Extracted records:
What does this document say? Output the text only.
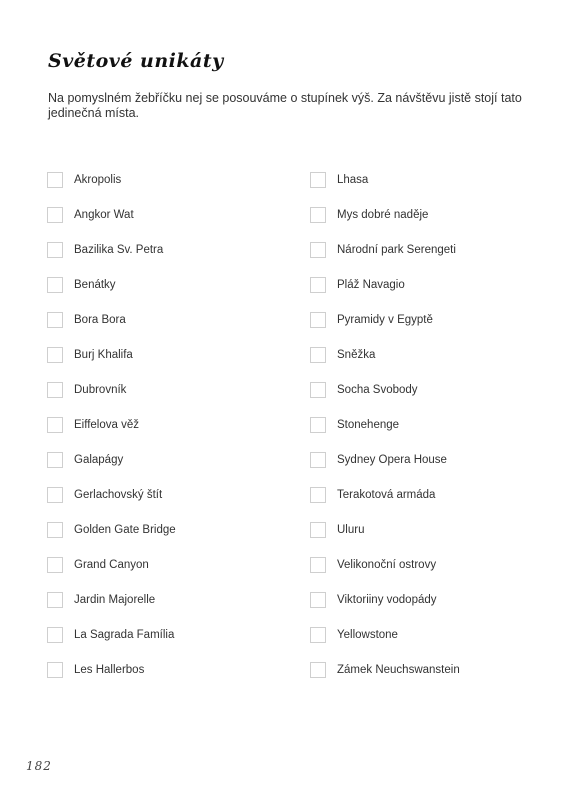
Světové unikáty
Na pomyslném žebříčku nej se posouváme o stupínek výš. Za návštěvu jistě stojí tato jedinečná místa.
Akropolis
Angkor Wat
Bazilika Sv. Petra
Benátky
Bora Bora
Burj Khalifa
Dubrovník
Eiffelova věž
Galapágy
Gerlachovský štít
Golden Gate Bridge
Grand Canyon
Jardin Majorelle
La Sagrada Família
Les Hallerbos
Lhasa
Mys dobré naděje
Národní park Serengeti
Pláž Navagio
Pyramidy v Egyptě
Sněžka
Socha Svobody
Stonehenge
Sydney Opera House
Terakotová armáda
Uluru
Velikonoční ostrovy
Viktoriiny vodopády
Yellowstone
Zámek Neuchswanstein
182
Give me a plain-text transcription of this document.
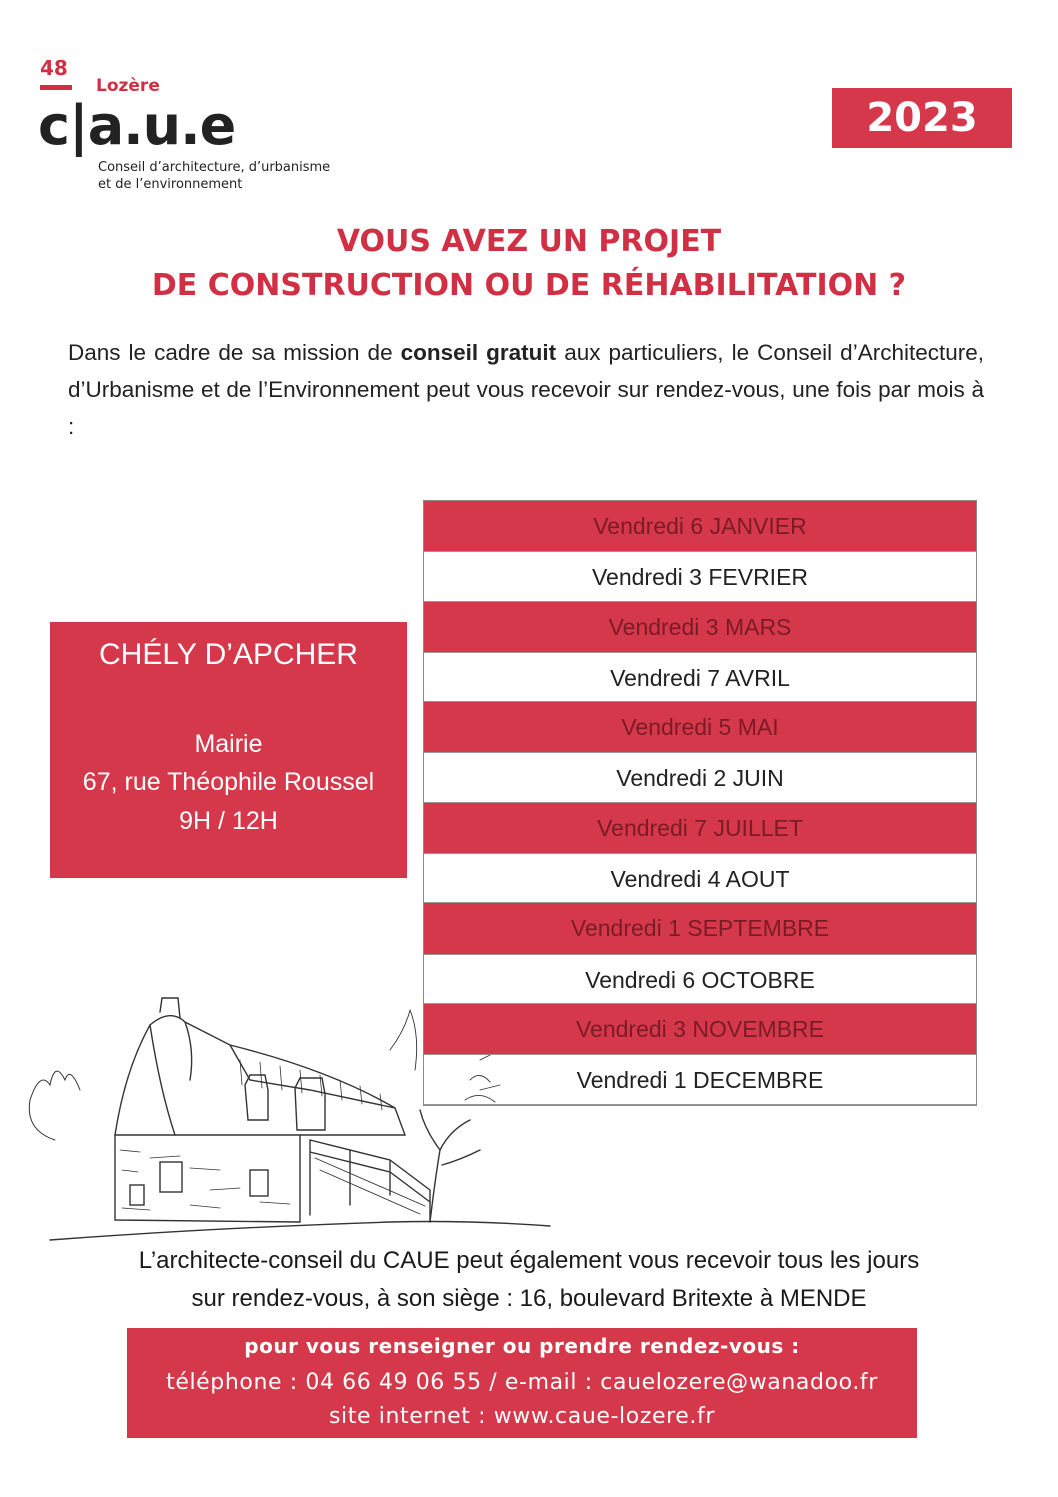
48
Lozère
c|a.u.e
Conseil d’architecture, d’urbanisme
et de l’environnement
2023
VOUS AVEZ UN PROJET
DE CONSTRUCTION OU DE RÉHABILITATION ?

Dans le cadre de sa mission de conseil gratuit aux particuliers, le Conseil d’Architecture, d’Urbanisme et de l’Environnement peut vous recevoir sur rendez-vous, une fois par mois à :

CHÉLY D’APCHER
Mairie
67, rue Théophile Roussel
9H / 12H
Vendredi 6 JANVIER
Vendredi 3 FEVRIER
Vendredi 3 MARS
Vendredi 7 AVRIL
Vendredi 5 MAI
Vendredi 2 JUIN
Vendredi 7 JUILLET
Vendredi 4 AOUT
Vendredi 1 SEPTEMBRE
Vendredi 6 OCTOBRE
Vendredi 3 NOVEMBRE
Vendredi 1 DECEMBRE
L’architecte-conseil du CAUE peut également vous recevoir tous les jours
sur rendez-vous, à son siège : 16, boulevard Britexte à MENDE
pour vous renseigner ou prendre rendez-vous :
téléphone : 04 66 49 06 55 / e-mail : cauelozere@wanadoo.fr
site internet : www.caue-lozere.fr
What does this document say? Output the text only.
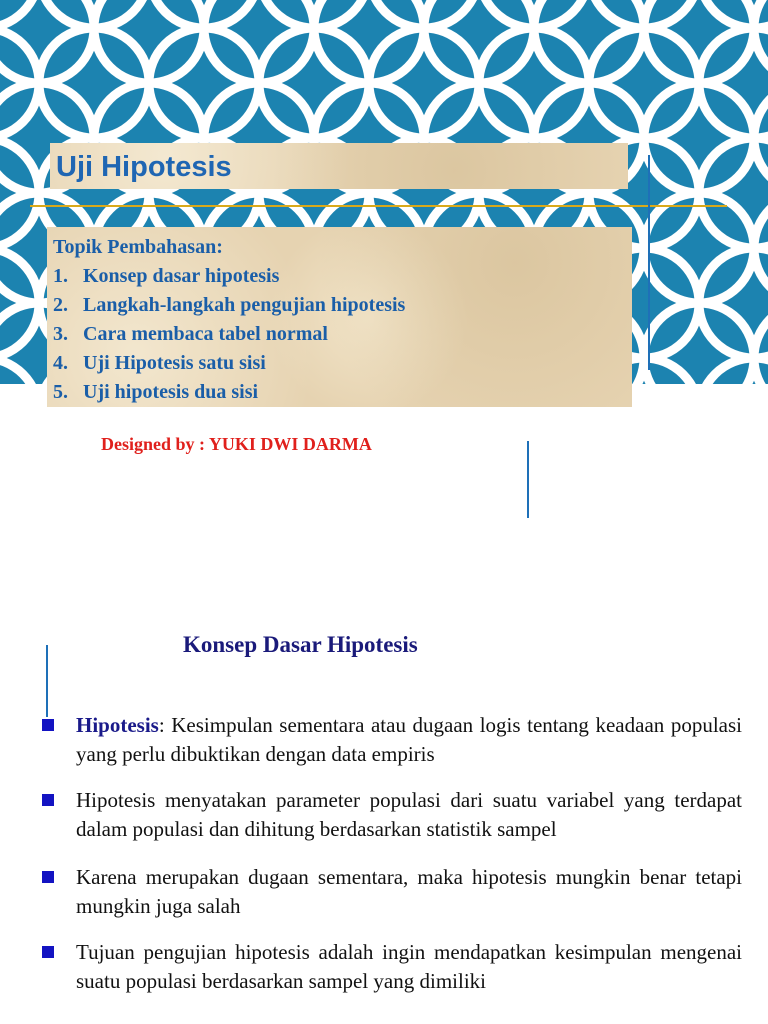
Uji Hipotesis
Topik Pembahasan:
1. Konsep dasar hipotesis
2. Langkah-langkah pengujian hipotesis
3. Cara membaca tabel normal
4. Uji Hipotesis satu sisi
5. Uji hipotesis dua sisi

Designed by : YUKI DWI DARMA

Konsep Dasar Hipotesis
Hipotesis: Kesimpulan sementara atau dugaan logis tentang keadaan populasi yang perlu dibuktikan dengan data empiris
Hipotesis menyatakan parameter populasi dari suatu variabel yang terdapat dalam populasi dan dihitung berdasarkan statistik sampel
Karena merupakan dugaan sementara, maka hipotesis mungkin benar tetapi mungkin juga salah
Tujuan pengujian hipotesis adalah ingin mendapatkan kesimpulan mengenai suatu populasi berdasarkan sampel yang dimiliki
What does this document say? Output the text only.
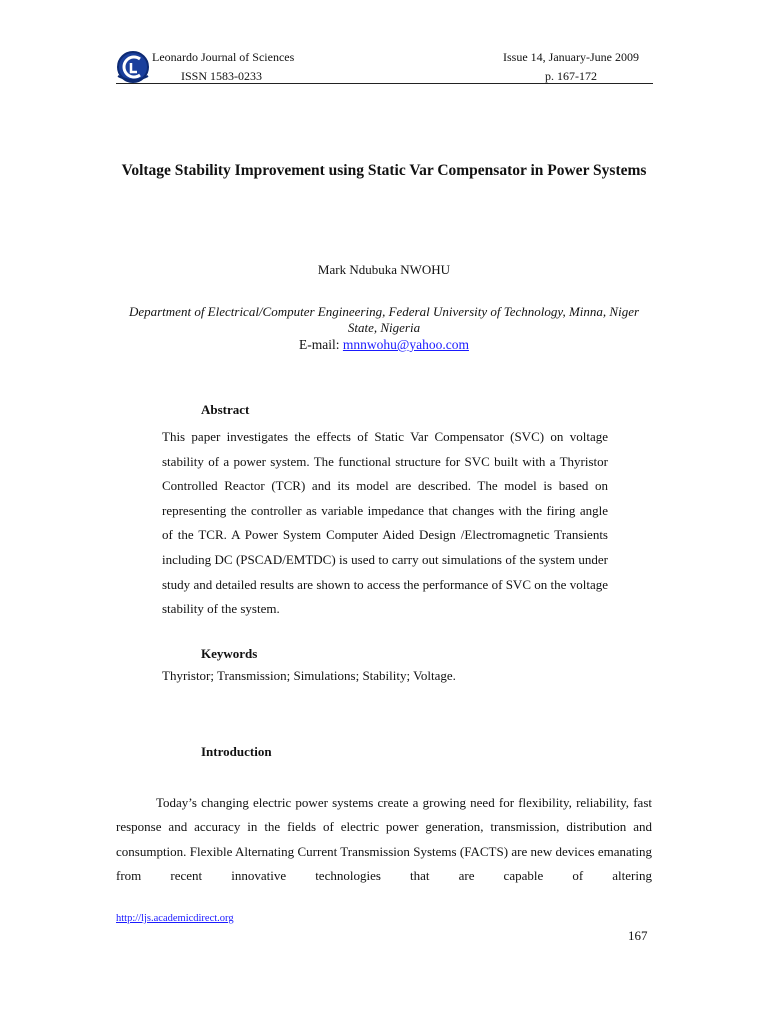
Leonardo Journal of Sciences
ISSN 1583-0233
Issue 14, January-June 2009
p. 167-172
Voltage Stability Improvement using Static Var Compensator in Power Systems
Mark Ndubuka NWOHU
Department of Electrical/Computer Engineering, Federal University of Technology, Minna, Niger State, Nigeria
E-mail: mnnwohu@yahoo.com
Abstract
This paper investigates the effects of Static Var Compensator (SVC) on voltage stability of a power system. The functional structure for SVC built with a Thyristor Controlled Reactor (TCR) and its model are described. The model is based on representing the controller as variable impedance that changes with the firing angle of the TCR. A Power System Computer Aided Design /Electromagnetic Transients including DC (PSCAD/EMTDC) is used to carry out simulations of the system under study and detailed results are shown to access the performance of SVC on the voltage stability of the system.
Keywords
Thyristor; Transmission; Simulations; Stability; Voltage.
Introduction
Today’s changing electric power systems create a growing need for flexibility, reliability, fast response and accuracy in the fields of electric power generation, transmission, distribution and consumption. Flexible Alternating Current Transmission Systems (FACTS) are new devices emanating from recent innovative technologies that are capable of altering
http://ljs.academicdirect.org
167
--
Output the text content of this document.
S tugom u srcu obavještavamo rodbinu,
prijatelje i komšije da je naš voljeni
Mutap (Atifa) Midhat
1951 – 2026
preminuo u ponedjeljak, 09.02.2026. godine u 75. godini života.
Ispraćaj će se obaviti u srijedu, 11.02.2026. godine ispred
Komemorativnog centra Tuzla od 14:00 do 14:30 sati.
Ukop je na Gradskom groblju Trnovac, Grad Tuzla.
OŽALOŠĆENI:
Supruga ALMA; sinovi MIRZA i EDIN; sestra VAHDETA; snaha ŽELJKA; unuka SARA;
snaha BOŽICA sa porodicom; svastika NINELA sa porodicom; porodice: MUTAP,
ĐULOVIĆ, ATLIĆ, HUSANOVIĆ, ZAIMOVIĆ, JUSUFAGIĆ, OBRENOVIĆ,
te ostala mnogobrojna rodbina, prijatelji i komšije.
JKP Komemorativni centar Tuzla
==
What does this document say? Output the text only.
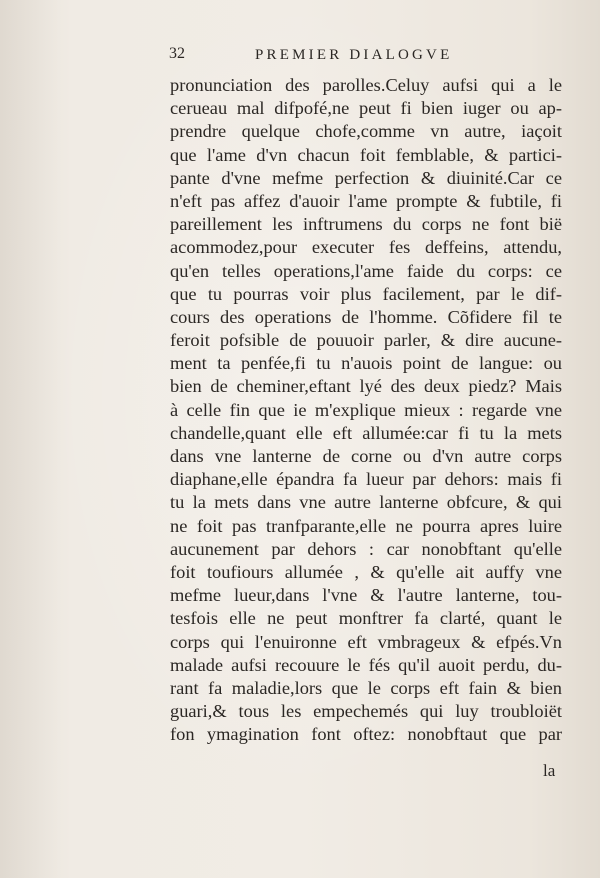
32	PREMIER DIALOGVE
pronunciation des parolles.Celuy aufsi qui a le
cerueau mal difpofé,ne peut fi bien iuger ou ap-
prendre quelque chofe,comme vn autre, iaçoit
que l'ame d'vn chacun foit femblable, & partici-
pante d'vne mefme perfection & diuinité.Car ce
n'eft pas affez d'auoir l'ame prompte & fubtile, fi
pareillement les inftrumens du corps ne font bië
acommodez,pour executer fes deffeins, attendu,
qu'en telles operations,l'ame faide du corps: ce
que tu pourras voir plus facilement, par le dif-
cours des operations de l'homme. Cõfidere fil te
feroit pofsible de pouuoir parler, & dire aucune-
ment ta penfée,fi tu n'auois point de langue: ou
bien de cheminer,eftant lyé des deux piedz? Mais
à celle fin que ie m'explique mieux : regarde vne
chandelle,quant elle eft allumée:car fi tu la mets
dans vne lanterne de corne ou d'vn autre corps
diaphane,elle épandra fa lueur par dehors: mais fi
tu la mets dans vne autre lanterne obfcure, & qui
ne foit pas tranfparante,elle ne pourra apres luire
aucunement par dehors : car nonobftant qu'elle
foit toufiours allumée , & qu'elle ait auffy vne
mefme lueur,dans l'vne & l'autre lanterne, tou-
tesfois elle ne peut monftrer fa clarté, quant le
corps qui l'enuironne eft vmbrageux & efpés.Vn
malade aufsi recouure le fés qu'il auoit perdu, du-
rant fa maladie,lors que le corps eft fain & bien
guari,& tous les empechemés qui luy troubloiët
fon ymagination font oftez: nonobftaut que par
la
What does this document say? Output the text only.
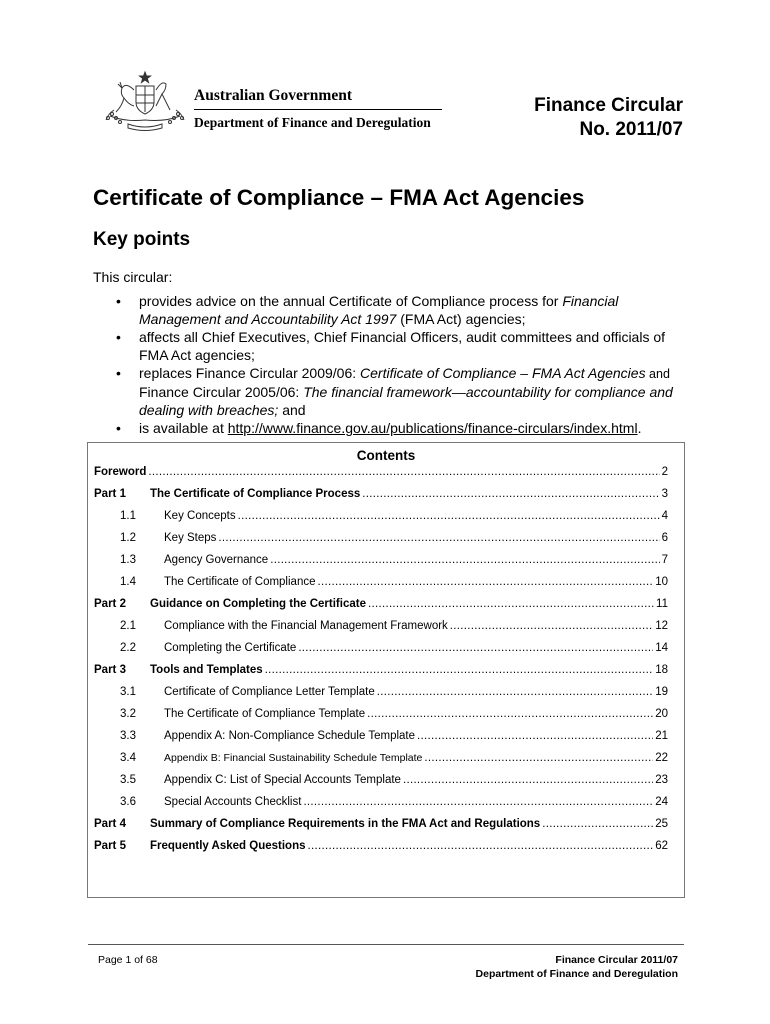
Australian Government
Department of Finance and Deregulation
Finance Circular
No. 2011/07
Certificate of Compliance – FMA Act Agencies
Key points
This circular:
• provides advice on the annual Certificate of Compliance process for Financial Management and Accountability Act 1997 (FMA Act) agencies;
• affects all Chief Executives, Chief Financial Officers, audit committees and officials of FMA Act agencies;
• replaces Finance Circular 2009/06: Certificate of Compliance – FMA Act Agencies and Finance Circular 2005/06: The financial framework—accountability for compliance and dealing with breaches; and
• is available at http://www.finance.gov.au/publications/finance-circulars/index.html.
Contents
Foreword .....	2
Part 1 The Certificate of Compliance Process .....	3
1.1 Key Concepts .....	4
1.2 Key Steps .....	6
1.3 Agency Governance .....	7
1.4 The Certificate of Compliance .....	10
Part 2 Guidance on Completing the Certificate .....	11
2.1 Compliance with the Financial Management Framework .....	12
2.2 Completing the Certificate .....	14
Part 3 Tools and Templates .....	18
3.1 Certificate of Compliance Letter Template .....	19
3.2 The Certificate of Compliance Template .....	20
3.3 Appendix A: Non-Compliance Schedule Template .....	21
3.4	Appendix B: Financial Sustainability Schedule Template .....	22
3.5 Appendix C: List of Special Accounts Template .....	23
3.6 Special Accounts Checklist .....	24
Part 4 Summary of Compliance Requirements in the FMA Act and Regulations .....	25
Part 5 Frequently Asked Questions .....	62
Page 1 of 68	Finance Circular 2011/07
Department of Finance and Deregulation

What the exercise asks: Pick out the lines that include the word "peut" and write them out.

Result for this exercise:
Dans le cadre de sa mission de conseil gratuit aux particuliers, le Conseil d’Architecture, d’Urbanisme et de l’Environnement peut vous recevoir sur rendez-vous, une fois par mois à :
L’architecte-conseil du CAUE peut également vous recevoir tous les jours
cerueau mal difpofé,ne peut fi bien iuger ou ap-
tesfois elle ne peut monftrer fa clarté, quant le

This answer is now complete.